• EXERCISE OBJECTIVE
Pull each line holding the word "삭제하도록" from the data.

[START OF GIVEN RECORDS]

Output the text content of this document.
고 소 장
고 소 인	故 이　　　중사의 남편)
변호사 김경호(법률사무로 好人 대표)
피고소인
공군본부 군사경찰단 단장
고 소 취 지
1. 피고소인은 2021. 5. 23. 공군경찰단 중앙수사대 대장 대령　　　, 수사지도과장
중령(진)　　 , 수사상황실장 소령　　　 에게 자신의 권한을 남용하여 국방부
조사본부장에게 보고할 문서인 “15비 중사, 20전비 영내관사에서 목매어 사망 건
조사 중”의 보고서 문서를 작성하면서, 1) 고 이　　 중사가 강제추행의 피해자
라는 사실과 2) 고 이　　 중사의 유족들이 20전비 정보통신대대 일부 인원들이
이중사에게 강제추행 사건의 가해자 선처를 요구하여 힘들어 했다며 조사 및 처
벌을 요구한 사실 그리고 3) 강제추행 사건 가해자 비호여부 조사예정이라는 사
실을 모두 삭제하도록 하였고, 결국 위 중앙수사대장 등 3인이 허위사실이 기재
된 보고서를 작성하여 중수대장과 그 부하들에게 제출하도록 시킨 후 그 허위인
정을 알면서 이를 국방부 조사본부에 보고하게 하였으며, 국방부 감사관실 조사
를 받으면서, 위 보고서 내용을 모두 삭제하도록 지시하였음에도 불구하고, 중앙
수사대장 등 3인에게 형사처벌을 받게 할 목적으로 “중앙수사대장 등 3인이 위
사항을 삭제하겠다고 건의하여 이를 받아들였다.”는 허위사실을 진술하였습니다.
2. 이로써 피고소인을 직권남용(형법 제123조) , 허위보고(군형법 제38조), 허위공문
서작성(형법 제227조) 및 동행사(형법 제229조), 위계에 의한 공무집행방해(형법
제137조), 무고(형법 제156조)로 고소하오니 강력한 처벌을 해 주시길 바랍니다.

[END OF GIVEN RECORDS]

• THE OUTPUT
실을 모두 삭제하도록 하였고, 결국 위 중앙수사대장 등 3인이 허위사실이 기재
를 받으면서, 위 보고서 내용을 모두 삭제하도록 지시하였음에도 불구하고, 중앙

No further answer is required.